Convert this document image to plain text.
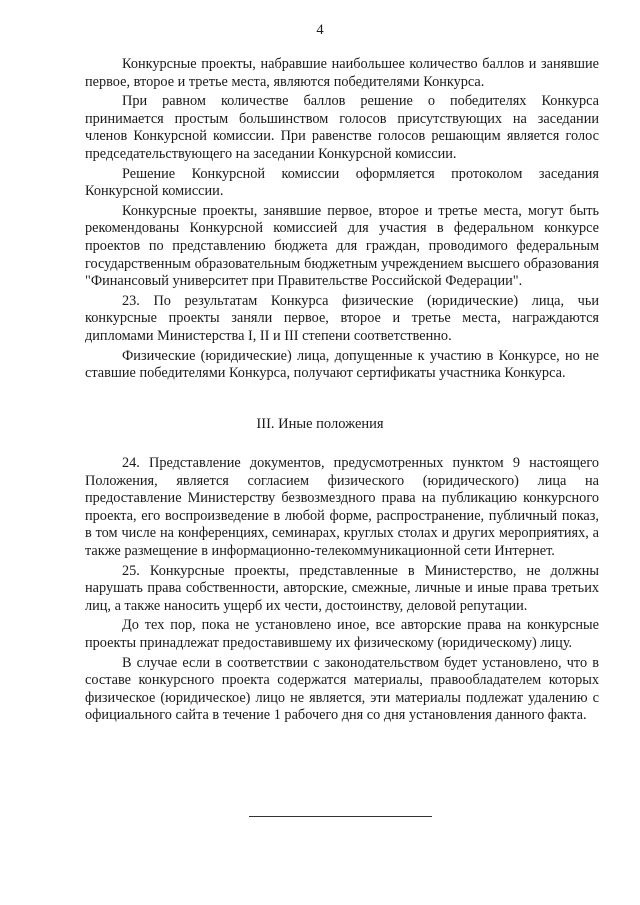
4

Конкурсные проекты, набравшие наибольшее количество баллов и занявшие первое, второе и третье места, являются победителями Конкурса.

При равном количестве баллов решение о победителях Конкурса принимается простым большинством голосов присутствующих на заседании членов Конкурсной комиссии. При равенстве голосов решающим является голос председательствующего на заседании Конкурсной комиссии.

Решение Конкурсной комиссии оформляется протоколом заседания Конкурсной комиссии.

Конкурсные проекты, занявшие первое, второе и третье места, могут быть рекомендованы Конкурсной комиссией для участия в федеральном конкурсе проектов по представлению бюджета для граждан, проводимого федеральным государственным образовательным бюджетным учреждением высшего образования "Финансовый университет при Правительстве Российской Федерации".

23. По результатам Конкурса физические (юридические) лица, чьи конкурсные проекты заняли первое, второе и третье места, награждаются дипломами Министерства I, II и III степени соответственно.

Физические (юридические) лица, допущенные к участию в Конкурсе, но не ставшие победителями Конкурса, получают сертификаты участника Конкурса.

III. Иные положения

24. Представление документов, предусмотренных пунктом 9 настоящего Положения, является согласием физического (юридического) лица на предоставление Министерству безвозмездного права на публикацию конкурсного проекта, его воспроизведение в любой форме, распространение, публичный показ, в том числе на конференциях, семинарах, круглых столах и других мероприятиях, а также размещение в информационно-телекоммуникационной сети Интернет.

25. Конкурсные проекты, представленные в Министерство, не должны нарушать права собственности, авторские, смежные, личные и иные права третьих лиц, а также наносить ущерб их чести, достоинству, деловой репутации.

До тех пор, пока не установлено иное, все авторские права на конкурсные проекты принадлежат предоставившему их физическому (юридическому) лицу.

В случае если в соответствии с законодательством будет установлено, что в составе конкурсного проекта содержатся материалы, правообладателем которых физическое (юридическое) лицо не является, эти материалы подлежат удалению с официального сайта в течение 1 рабочего дня со дня установления данного факта.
################
**WHAT IS EXPECTED:** Write out the entries above word for word. Do not include the pictures.

**RESULT OF THIS TASK:**
Convert this document image to plain text.
4

Конкурсные проекты, набравшие наибольшее количество баллов и занявшие первое, второе и третье места, являются победителями Конкурса.

При равном количестве баллов решение о победителях Конкурса принимается простым большинством голосов присутствующих на заседании членов Конкурсной комиссии. При равенстве голосов решающим является голос председательствующего на заседании Конкурсной комиссии.

Решение Конкурсной комиссии оформляется протоколом заседания Конкурсной комиссии.

Конкурсные проекты, занявшие первое, второе и третье места, могут быть рекомендованы Конкурсной комиссией для участия в федеральном конкурсе проектов по представлению бюджета для граждан, проводимого федеральным государственным образовательным бюджетным учреждением высшего образования "Финансовый университет при Правительстве Российской Федерации".

23. По результатам Конкурса физические (юридические) лица, чьи конкурсные проекты заняли первое, второе и третье места, награждаются дипломами Министерства I, II и III степени соответственно.

Физические (юридические) лица, допущенные к участию в Конкурсе, но не ставшие победителями Конкурса, получают сертификаты участника Конкурса.

III. Иные положения

24. Представление документов, предусмотренных пунктом 9 настоящего Положения, является согласием физического (юридического) лица на предоставление Министерству безвозмездного права на публикацию конкурсного проекта, его воспроизведение в любой форме, распространение, публичный показ, в том числе на конференциях, семинарах, круглых столах и других мероприятиях, а также размещение в информационно-телекоммуникационной сети Интернет.

25. Конкурсные проекты, представленные в Министерство, не должны нарушать права собственности, авторские, смежные, личные и иные права третьих лиц, а также наносить ущерб их чести, достоинству, деловой репутации.

До тех пор, пока не установлено иное, все авторские права на конкурсные проекты принадлежат предоставившему их физическому (юридическому) лицу.

В случае если в соответствии с законодательством будет установлено, что в составе конкурсного проекта содержатся материалы, правообладателем которых физическое (юридическое) лицо не является, эти материалы подлежат удалению с официального сайта в течение 1 рабочего дня со дня установления данного факта.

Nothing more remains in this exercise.